WHAT IS REQUIRED:
Quote every line as given.

═════ INPUT RECORDS ═════

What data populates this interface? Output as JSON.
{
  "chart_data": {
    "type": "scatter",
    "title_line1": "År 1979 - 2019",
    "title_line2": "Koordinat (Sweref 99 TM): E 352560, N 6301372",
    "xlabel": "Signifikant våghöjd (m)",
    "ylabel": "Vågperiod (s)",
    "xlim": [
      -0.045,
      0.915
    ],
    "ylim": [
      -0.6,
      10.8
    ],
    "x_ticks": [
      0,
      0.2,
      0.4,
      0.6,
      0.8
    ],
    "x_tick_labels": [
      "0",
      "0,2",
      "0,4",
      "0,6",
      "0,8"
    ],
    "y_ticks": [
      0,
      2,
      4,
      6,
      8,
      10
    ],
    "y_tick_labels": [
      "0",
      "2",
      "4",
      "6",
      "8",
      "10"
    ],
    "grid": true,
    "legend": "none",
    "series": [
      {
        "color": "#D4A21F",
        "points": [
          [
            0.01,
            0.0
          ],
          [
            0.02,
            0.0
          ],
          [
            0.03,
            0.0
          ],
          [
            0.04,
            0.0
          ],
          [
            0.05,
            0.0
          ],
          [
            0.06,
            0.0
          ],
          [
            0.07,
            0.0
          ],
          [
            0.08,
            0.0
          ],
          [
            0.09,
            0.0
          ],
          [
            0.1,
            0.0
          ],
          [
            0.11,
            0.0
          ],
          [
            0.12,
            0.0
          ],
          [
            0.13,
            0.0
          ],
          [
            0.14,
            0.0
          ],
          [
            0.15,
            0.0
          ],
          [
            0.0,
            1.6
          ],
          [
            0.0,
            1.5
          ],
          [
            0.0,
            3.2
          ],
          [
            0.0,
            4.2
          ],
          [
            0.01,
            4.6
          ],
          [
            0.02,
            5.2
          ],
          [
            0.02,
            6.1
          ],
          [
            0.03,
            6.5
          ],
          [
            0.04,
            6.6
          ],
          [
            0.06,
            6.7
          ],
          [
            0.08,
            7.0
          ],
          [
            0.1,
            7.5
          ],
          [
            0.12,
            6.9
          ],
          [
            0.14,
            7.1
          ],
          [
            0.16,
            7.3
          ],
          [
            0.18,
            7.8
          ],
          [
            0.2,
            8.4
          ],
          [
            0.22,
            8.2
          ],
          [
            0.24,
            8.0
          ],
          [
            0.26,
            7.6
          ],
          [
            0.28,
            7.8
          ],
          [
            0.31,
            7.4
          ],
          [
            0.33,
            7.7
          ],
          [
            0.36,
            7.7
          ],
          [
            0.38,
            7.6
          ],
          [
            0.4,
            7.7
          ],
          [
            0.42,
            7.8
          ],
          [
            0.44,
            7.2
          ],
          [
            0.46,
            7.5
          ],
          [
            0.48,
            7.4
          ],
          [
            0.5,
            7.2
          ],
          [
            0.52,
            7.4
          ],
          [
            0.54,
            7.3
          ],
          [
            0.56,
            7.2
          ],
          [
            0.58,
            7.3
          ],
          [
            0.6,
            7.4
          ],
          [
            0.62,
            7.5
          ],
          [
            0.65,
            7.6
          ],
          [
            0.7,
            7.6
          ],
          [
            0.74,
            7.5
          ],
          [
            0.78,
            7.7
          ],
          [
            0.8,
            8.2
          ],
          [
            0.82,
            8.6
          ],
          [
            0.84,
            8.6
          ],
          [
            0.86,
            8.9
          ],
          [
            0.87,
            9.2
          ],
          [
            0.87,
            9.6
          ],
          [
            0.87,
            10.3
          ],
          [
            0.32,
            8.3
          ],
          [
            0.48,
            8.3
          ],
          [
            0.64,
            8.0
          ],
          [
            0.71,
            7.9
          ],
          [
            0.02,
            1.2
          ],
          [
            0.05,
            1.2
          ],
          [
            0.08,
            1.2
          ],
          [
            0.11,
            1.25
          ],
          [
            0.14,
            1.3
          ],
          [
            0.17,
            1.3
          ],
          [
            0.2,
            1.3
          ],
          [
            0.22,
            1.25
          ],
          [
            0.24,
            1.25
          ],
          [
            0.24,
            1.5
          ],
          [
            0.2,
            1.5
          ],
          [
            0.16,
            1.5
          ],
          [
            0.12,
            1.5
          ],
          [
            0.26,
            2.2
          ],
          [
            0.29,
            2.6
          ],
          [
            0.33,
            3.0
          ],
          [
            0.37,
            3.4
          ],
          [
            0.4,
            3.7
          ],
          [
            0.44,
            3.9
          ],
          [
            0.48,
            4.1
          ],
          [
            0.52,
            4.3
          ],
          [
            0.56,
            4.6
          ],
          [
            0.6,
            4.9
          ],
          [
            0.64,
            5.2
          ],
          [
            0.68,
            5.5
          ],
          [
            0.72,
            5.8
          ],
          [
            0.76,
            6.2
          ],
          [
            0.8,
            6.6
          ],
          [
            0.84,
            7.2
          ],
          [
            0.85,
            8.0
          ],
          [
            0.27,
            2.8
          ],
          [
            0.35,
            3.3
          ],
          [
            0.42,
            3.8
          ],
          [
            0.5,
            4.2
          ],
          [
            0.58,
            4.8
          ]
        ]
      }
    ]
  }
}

═════

CORRECT RESPONSE:
What data populates this interface? Output as JSON.
{
  "chart_data": {
    "type": "scatter",
    "title_line1": "År 1979 - 2019",
    "title_line2": "Koordinat (Sweref 99 TM): E 352560, N 6301372",
    "xlabel": "Signifikant våghöjd (m)",
    "ylabel": "Vågperiod (s)",
    "xlim": [
      -0.045,
      0.915
    ],
    "ylim": [
      -0.6,
      10.8
    ],
    "x_ticks": [
      0,
      0.2,
      0.4,
      0.6,
      0.8
    ],
    "x_tick_labels": [
      "0",
      "0,2",
      "0,4",
      "0,6",
      "0,8"
    ],
    "y_ticks": [
      0,
      2,
      4,
      6,
      8,
      10
    ],
    "y_tick_labels": [
      "0",
      "2",
      "4",
      "6",
      "8",
      "10"
    ],
    "grid": true,
    "legend": "none",
    "series": [
      {
        "color": "#D4A21F",
        "points": [
          [
            0.01,
            0.0
          ],
          [
            0.02,
            0.0
          ],
          [
            0.03,
            0.0
          ],
          [
            0.04,
            0.0
          ],
          [
            0.05,
            0.0
          ],
          [
            0.06,
            0.0
          ],
          [
            0.07,
            0.0
          ],
          [
            0.08,
            0.0
          ],
          [
            0.09,
            0.0
          ],
          [
            0.1,
            0.0
          ],
          [
            0.11,
            0.0
          ],
          [
            0.12,
            0.0
          ],
          [
            0.13,
            0.0
          ],
          [
            0.14,
            0.0
          ],
          [
            0.15,
            0.0
          ],
          [
            0.0,
            1.6
          ],
          [
            0.0,
            1.5
          ],
          [
            0.0,
            3.2
          ],
          [
            0.0,
            4.2
          ],
          [
            0.01,
            4.6
          ],
          [
            0.02,
            5.2
          ],
          [
            0.02,
            6.1
          ],
          [
            0.03,
            6.5
          ],
          [
            0.04,
            6.6
          ],
          [
            0.06,
            6.7
          ],
          [
            0.08,
            7.0
          ],
          [
            0.1,
            7.5
          ],
          [
            0.12,
            6.9
          ],
          [
            0.14,
            7.1
          ],
          [
            0.16,
            7.3
          ],
          [
            0.18,
            7.8
          ],
          [
            0.2,
            8.4
          ],
          [
            0.22,
            8.2
          ],
          [
            0.24,
            8.0
          ],
          [
            0.26,
            7.6
          ],
          [
            0.28,
            7.8
          ],
          [
            0.31,
            7.4
          ],
          [
            0.33,
            7.7
          ],
          [
            0.36,
            7.7
          ],
          [
            0.38,
            7.6
          ],
          [
            0.4,
            7.7
          ],
          [
            0.42,
            7.8
          ],
          [
            0.44,
            7.2
          ],
          [
            0.46,
            7.5
          ],
          [
            0.48,
            7.4
          ],
          [
            0.5,
            7.2
          ],
          [
            0.52,
            7.4
          ],
          [
            0.54,
            7.3
          ],
          [
            0.56,
            7.2
          ],
          [
            0.58,
            7.3
          ],
          [
            0.6,
            7.4
          ],
          [
            0.62,
            7.5
          ],
          [
            0.65,
            7.6
          ],
          [
            0.7,
            7.6
          ],
          [
            0.74,
            7.5
          ],
          [
            0.78,
            7.7
          ],
          [
            0.8,
            8.2
          ],
          [
            0.82,
            8.6
          ],
          [
            0.84,
            8.6
          ],
          [
            0.86,
            8.9
          ],
          [
            0.87,
            9.2
          ],
          [
            0.87,
            9.6
          ],
          [
            0.87,
            10.3
          ],
          [
            0.32,
            8.3
          ],
          [
            0.48,
            8.3
          ],
          [
            0.64,
            8.0
          ],
          [
            0.71,
            7.9
          ],
          [
            0.02,
            1.2
          ],
          [
            0.05,
            1.2
          ],
          [
            0.08,
            1.2
          ],
          [
            0.11,
            1.25
          ],
          [
            0.14,
            1.3
          ],
          [
            0.17,
            1.3
          ],
          [
            0.2,
            1.3
          ],
          [
            0.22,
            1.25
          ],
          [
            0.24,
            1.25
          ],
          [
            0.24,
            1.5
          ],
          [
            0.2,
            1.5
          ],
          [
            0.16,
            1.5
          ],
          [
            0.12,
            1.5
          ],
          [
            0.26,
            2.2
          ],
          [
            0.29,
            2.6
          ],
          [
            0.33,
            3.0
          ],
          [
            0.37,
            3.4
          ],
          [
            0.4,
            3.7
          ],
          [
            0.44,
            3.9
          ],
          [
            0.48,
            4.1
          ],
          [
            0.52,
            4.3
          ],
          [
            0.56,
            4.6
          ],
          [
            0.6,
            4.9
          ],
          [
            0.64,
            5.2
          ],
          [
            0.68,
            5.5
          ],
          [
            0.72,
            5.8
          ],
          [
            0.76,
            6.2
          ],
          [
            0.8,
            6.6
          ],
          [
            0.84,
            7.2
          ],
          [
            0.85,
            8.0
          ],
          [
            0.27,
            2.8
          ],
          [
            0.35,
            3.3
          ],
          [
            0.42,
            3.8
          ],
          [
            0.5,
            4.2
          ],
          [
            0.58,
            4.8
          ]
        ]
      }
    ]
  }
}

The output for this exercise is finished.